SET EXERCISE - Every entry that follows should be repeated exactly; drop the images.
::: DATA SHOWN
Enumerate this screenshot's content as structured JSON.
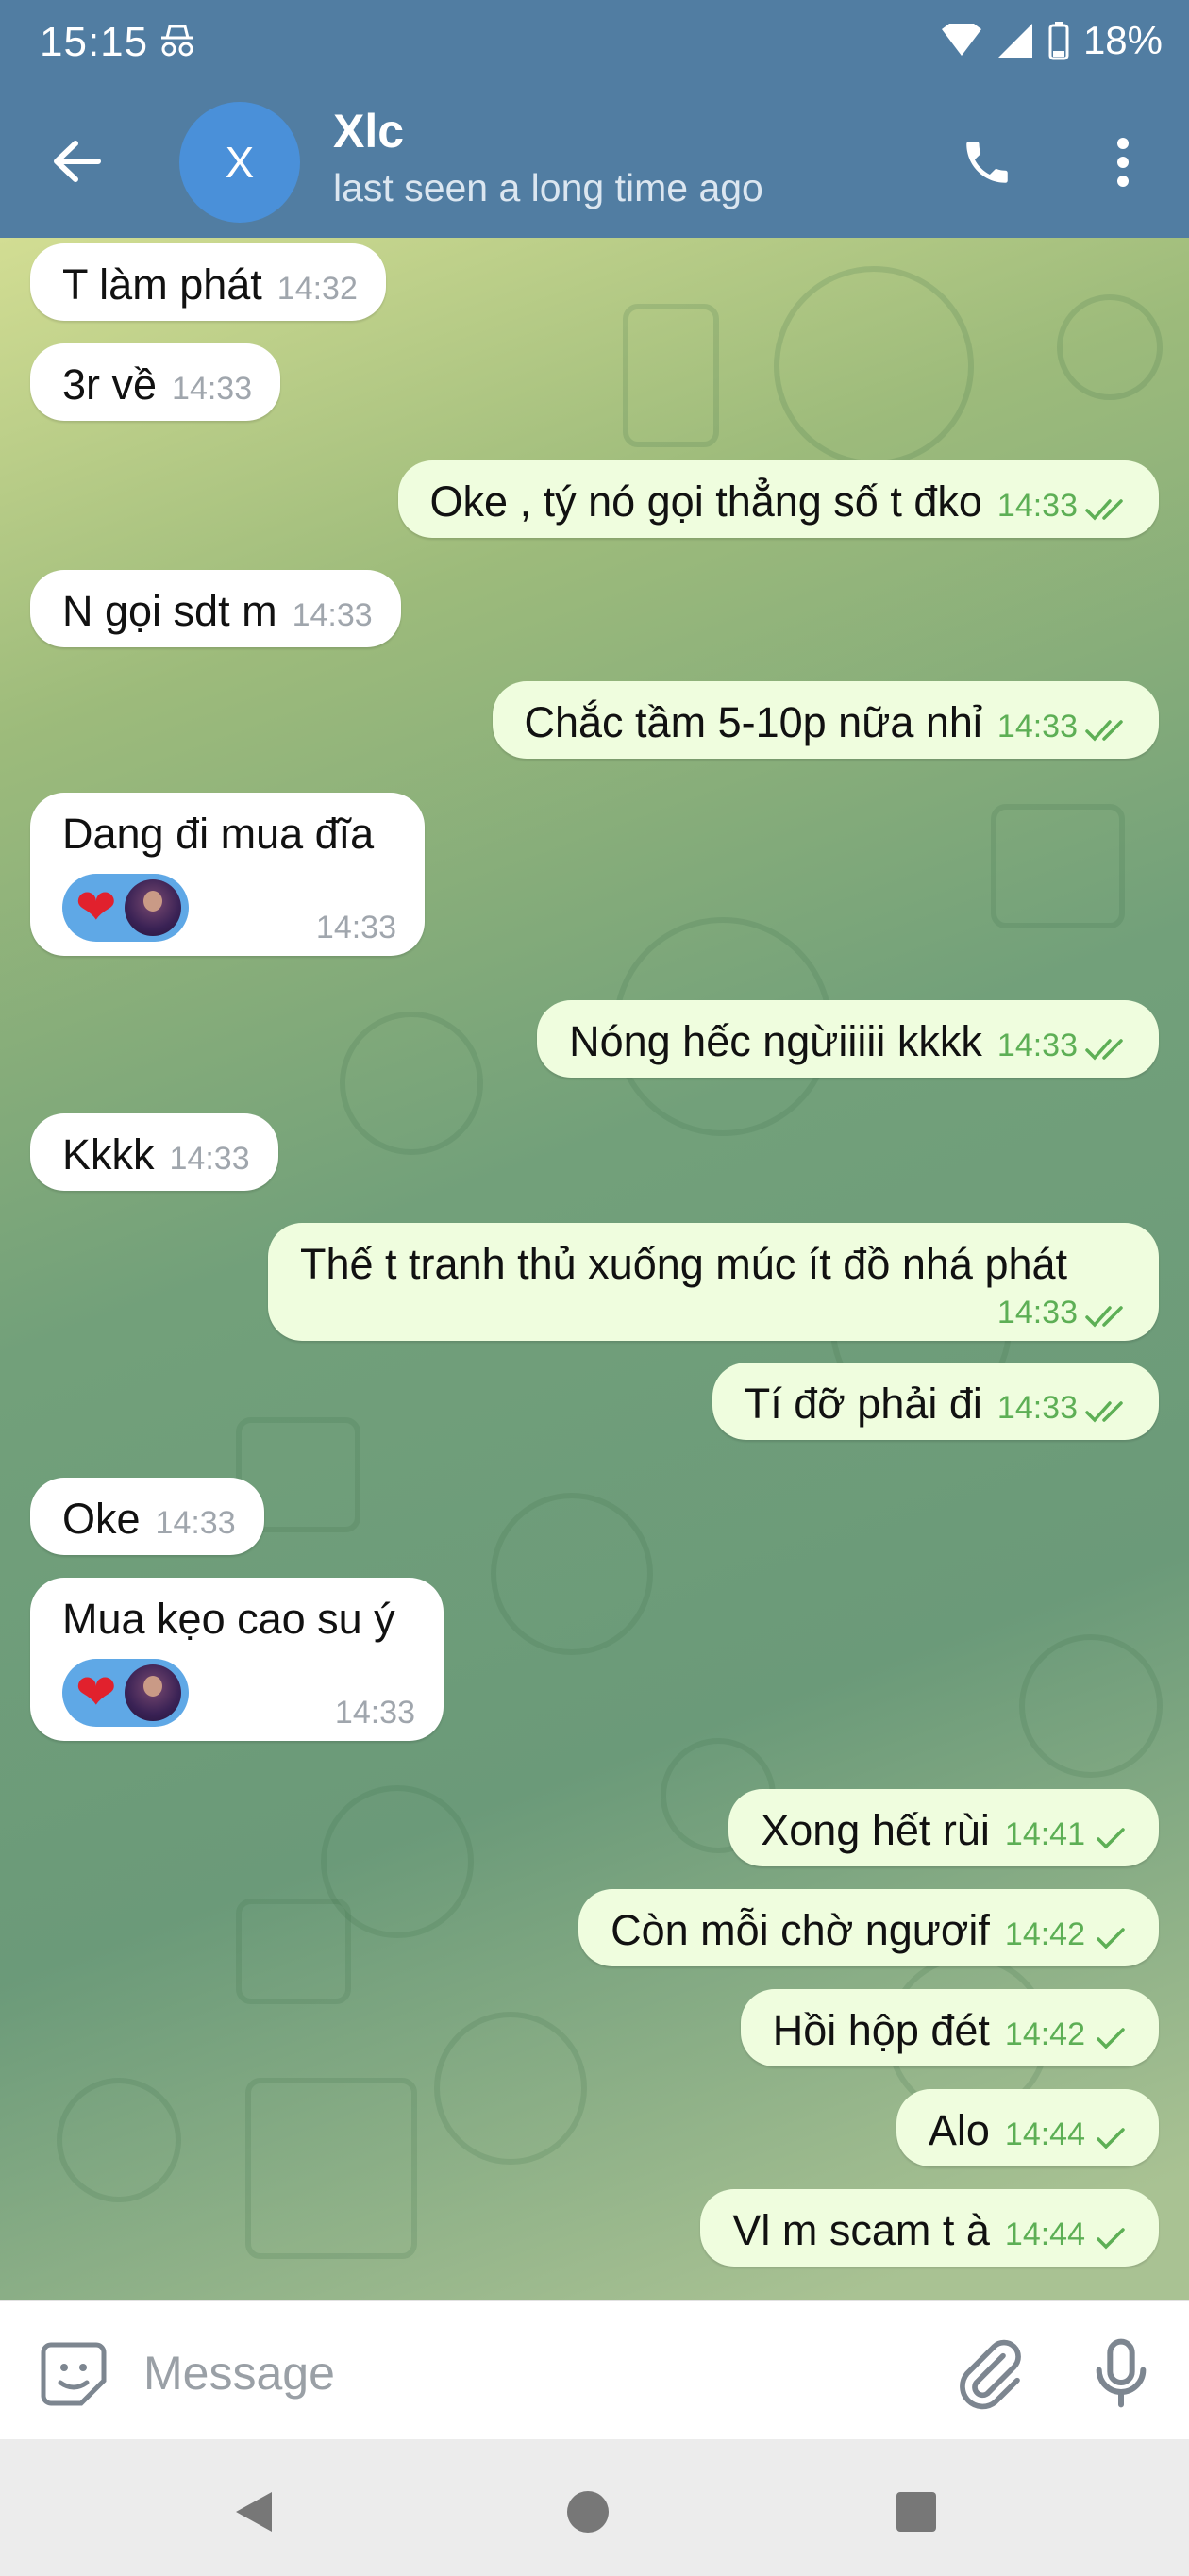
{
  "status_bar": {
    "time": "15:15",
    "battery": "18%"
  },
  "header": {
    "avatar_letter": "X",
    "name": "Xlc",
    "status": "last seen a long time ago"
  },
  "messages": [
    {
      "dir": "in",
      "text": "T làm phát",
      "time": "14:32"
    },
    {
      "dir": "in",
      "text": "3r  về",
      "time": "14:33"
    },
    {
      "dir": "out",
      "text": "Oke , tý nó gọi thẳng số t đko",
      "time": "14:33",
      "status": "read"
    },
    {
      "dir": "in",
      "text": "N gọi sdt m",
      "time": "14:33"
    },
    {
      "dir": "out",
      "text": "Chắc tầm 5-10p nữa nhỉ",
      "time": "14:33",
      "status": "read"
    },
    {
      "dir": "in",
      "text": "Dang đi mua đĩa",
      "time": "14:33",
      "reaction": "❤"
    },
    {
      "dir": "out",
      "text": "Nóng hếc ngừiiiii kkkk",
      "time": "14:33",
      "status": "read"
    },
    {
      "dir": "in",
      "text": "Kkkk",
      "time": "14:33"
    },
    {
      "dir": "out",
      "text": "Thế t tranh thủ xuống múc ít đồ nhá phát",
      "time": "14:33",
      "status": "read"
    },
    {
      "dir": "out",
      "text": "Tí đỡ phải đi",
      "time": "14:33",
      "status": "read"
    },
    {
      "dir": "in",
      "text": "Oke",
      "time": "14:33"
    },
    {
      "dir": "in",
      "text": "Mua kẹo cao su ý",
      "time": "14:33",
      "reaction": "❤"
    },
    {
      "dir": "out",
      "text": "Xong hết rùi",
      "time": "14:41",
      "status": "sent"
    },
    {
      "dir": "out",
      "text": "Còn mỗi chờ ngươif",
      "time": "14:42",
      "status": "sent"
    },
    {
      "dir": "out",
      "text": "Hồi hộp đét",
      "time": "14:42",
      "status": "sent"
    },
    {
      "dir": "out",
      "text": "Alo",
      "time": "14:44",
      "status": "sent"
    },
    {
      "dir": "out",
      "text": "Vl m scam t à",
      "time": "14:44",
      "status": "sent"
    }
  ],
  "input": {
    "placeholder": "Message"
  },
  "colors": {
    "header": "#517da2",
    "out_bubble": "#effdde",
    "in_bubble": "#ffffff",
    "check": "#5daf55",
    "reaction": "#5fa8e6"
  }
}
::::::
RIGHT ANSWER -
Enumerate this screenshot's content as structured JSON.
{
  "status_bar": {
    "time": "15:15",
    "battery": "18%"
  },
  "header": {
    "avatar_letter": "X",
    "name": "Xlc",
    "status": "last seen a long time ago"
  },
  "messages": [
    {
      "dir": "in",
      "text": "T làm phát",
      "time": "14:32"
    },
    {
      "dir": "in",
      "text": "3r  về",
      "time": "14:33"
    },
    {
      "dir": "out",
      "text": "Oke , tý nó gọi thẳng số t đko",
      "time": "14:33",
      "status": "read"
    },
    {
      "dir": "in",
      "text": "N gọi sdt m",
      "time": "14:33"
    },
    {
      "dir": "out",
      "text": "Chắc tầm 5-10p nữa nhỉ",
      "time": "14:33",
      "status": "read"
    },
    {
      "dir": "in",
      "text": "Dang đi mua đĩa",
      "time": "14:33",
      "reaction": "❤"
    },
    {
      "dir": "out",
      "text": "Nóng hếc ngừiiiii kkkk",
      "time": "14:33",
      "status": "read"
    },
    {
      "dir": "in",
      "text": "Kkkk",
      "time": "14:33"
    },
    {
      "dir": "out",
      "text": "Thế t tranh thủ xuống múc ít đồ nhá phát",
      "time": "14:33",
      "status": "read"
    },
    {
      "dir": "out",
      "text": "Tí đỡ phải đi",
      "time": "14:33",
      "status": "read"
    },
    {
      "dir": "in",
      "text": "Oke",
      "time": "14:33"
    },
    {
      "dir": "in",
      "text": "Mua kẹo cao su ý",
      "time": "14:33",
      "reaction": "❤"
    },
    {
      "dir": "out",
      "text": "Xong hết rùi",
      "time": "14:41",
      "status": "sent"
    },
    {
      "dir": "out",
      "text": "Còn mỗi chờ ngươif",
      "time": "14:42",
      "status": "sent"
    },
    {
      "dir": "out",
      "text": "Hồi hộp đét",
      "time": "14:42",
      "status": "sent"
    },
    {
      "dir": "out",
      "text": "Alo",
      "time": "14:44",
      "status": "sent"
    },
    {
      "dir": "out",
      "text": "Vl m scam t à",
      "time": "14:44",
      "status": "sent"
    }
  ],
  "input": {
    "placeholder": "Message"
  },
  "colors": {
    "header": "#517da2",
    "out_bubble": "#effdde",
    "in_bubble": "#ffffff",
    "check": "#5daf55",
    "reaction": "#5fa8e6"
  }
}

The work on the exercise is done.